- Passage shown
########
To my humble knowledge, CHECKOINT shouldn't set hint bits and should
take that long. At this point I don't know what's going on.

From what I can tell in your example, you ran the manual vacuum ( session 1)
while you had an open transaction (session 2), so vacuum could not remove
the dead tuples or update the visibility map. Once you committed session 2,
autovacuum came in and did its job after the autovacuum_naptime passed
(default 1 minute). Checkpoint does not update the visibility map, only
vacuum does.

IMO, I don't think we need this patch for vacuum, as simply making sure
autovacuum runs more frequently on the table that is accessed via
index-only scans often is a way to deal with this already, i.e
lowering autovacuum_vacuum_scale_factor. Maybe others have
a different opinion?

13 also introduced autovacuum_vacuum_scale_factor to deal with append
only tables that only saw their first vacuum for wraparound
prevention ( 200 million transactions by default ) and that made
index-only scans slow
because of an outdated visibility map as well as the wraparound vacuum being
more disruptive.

As far as extra metrics go for the scenario in which and index only scan must
visit a table, pg_stat_all_indexes and pg_stat_all_tables do have a
idx_tup_fetch
counter which increases anytime an index scan visits the table, i.e.
index-only scan
with heap fetches or a regular index scan. I think having a counter
specifically for
heap fetches due to index-only scans could be valuable.

--
Sami Imseih
Amazon Web Services (AWS)

melanieplageman@gmail.com

9 months ago

In reply to: Sami Imseih (#5)

Re: New criteria for autovacuum

On Thu, Apr 3, 2025 at 4:37 PM Sami Imseih <samimseih@gmail.com> wrote:

From what I can tell in your example, you ran the manual vacuum ( session 1)
while you had an open transaction (session 2), so vacuum could not remove
the dead tuples or update the visibility map. Once you committed session 2,
autovacuum came in and did its job after the autovacuum_naptime passed
(default 1 minute). Checkpoint does not update the visibility map, only
vacuum does.

IMO, I don't think we need this patch for vacuum, as simply making sure
autovacuum runs more frequently on the table that is accessed via
index-only scans often is a way to deal with this already, i.e
lowering autovacuum_vacuum_scale_factor. Maybe others have
a different opinion?

Yea, I mean if you have a table that isn't meeting the threshold for
being vacuumed by autovacuum based on inserted/modified tuples that
you are querying a lot, then you should probably change the autovacuum
table storage options for that table.

I don't fully understand if the example provided here is in that
situation (i.e. autovac not being triggered because they were below
the thresholds).

Historically, we haven't updated the VM when doing on-access pruning
because we wanted vacuum to have to vacuum those pages and freeze them
before an aggressive vacuum was required. This release, in
052026c9b903, I added functionality to vacuum to scan more all-visible
pages during regular vacuums. I think this enables us to update the VM
during on-access pruning. This is something I plan to work on in 19.
It seems like it would alleviate situations like this.
########
- Recorded information
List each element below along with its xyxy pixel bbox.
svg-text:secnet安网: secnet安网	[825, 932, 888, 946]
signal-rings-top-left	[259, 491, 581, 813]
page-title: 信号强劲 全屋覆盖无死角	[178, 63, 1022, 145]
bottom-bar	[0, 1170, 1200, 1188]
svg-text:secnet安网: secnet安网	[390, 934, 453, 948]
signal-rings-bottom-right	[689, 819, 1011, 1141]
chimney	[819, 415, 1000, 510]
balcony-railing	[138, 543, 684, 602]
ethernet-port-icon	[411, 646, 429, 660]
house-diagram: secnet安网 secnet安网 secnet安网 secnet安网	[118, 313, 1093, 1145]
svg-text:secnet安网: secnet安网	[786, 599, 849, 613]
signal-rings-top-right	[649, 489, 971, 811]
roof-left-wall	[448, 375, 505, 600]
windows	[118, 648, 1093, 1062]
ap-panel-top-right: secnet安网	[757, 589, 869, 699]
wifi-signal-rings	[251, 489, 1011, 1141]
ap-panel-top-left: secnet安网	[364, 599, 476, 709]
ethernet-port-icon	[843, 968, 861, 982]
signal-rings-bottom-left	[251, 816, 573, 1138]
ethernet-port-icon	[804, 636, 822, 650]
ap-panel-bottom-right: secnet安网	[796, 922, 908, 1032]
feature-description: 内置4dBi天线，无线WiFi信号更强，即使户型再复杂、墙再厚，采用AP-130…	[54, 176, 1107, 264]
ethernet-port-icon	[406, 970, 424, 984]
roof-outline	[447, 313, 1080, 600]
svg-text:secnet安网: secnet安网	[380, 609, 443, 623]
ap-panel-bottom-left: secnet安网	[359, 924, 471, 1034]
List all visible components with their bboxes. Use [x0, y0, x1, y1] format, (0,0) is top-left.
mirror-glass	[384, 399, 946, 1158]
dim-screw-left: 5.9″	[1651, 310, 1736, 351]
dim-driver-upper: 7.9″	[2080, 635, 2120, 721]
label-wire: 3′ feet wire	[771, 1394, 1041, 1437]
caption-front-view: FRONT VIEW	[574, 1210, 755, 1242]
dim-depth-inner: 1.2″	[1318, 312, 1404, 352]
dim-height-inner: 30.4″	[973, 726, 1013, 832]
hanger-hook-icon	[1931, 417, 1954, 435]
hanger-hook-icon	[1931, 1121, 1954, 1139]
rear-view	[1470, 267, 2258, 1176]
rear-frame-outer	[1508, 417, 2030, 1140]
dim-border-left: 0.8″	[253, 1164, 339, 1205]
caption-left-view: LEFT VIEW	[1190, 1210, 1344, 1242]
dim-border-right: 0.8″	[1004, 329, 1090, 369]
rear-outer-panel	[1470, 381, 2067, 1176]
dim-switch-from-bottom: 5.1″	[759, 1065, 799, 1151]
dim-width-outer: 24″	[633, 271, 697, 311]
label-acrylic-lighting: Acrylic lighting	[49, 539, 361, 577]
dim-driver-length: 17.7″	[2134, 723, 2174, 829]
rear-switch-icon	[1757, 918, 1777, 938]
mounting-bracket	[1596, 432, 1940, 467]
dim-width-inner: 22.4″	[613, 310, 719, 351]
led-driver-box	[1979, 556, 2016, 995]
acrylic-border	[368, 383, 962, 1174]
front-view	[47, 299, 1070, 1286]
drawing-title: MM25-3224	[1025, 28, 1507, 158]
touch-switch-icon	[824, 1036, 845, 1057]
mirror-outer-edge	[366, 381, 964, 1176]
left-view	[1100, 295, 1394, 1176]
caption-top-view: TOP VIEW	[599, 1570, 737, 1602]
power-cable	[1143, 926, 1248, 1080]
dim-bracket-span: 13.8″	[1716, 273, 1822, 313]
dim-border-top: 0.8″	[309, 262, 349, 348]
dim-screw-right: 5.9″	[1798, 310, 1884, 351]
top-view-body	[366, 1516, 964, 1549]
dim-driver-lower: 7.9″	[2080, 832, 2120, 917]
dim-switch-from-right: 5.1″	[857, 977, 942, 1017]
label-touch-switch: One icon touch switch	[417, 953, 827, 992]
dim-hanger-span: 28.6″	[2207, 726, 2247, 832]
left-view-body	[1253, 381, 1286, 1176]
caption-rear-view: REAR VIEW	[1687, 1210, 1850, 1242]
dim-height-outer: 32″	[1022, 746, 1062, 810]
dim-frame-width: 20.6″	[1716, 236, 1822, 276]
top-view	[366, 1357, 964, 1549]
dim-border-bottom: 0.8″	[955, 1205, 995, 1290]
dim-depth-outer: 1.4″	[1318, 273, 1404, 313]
########
- Job A
Decide whether each statement below agrees with the autovacuum discussion above, answering yes or no and quoting the words of the autovacuum discussion that settle it: (i) A checkpoint updates the visibility map. (ii) The default autovacuum_naptime is one minute. (iii) The visibility map has historically been updated during on-access pruning.
- Job B
Resume the autovacuum discussion above, picking up right after its final sentence.

- Final answer A
(i) No: "Checkpoint does not update the visibility map, only vacuum does."
(ii) Yes: "(default 1 minute)"
(iii) No: "Historically, we haven't updated the VM when doing on-access pruning"

- Final answer B
As far as extra metrics go for the scenario in which and index only scan must
visit a table, pg_stat_all_indexes and pg_stat_all_tables do have a
idx_tup_fetch
counter which increases anytime an index scan visits the table, i.e.
index-only scan
with heap fetches or a regular index scan. I think having a counter
specifically for
heap fetches due to index-only scans could be valuable.

What do you imagine using the heap fetches during index-only scans counter for?

- Melanie

samimseih@gmail.com

9 months ago

In reply to: Melanie Plageman (#6)

Re: New criteria for autovacuum

I think this enables us to update the VM
during on-access pruning. This is something I plan to work on in 19.
It seems like it would alleviate situations like this.

IMO, index-only scans hitting the heap have always caught users off guard,
especially because scan performance fluctuates between good and bad.
Reducing this performance volatility is a great improvement.

As far as extra metrics go for the scenario in which and index only scan must
visit a table, pg_stat_all_indexes and pg_stat_all_tables do have a
idx_tup_fetch
counter which increases anytime an index scan visits the table, i.e.
index-only scan
with heap fetches or a regular index scan. I think having a counter
specifically for
heap fetches due to index-only scans could be valuable.

What do you imagine using the heap fetches during index-only scans counter for?

A user can only determine that they are using index-only scans through EXPLAIN,
which limits visibility. It would be beneficial to provide additional
metrics to
support autovacuum/vacuum tuning for workloads that rely on index-only scans
and require them to be as efficient as possible.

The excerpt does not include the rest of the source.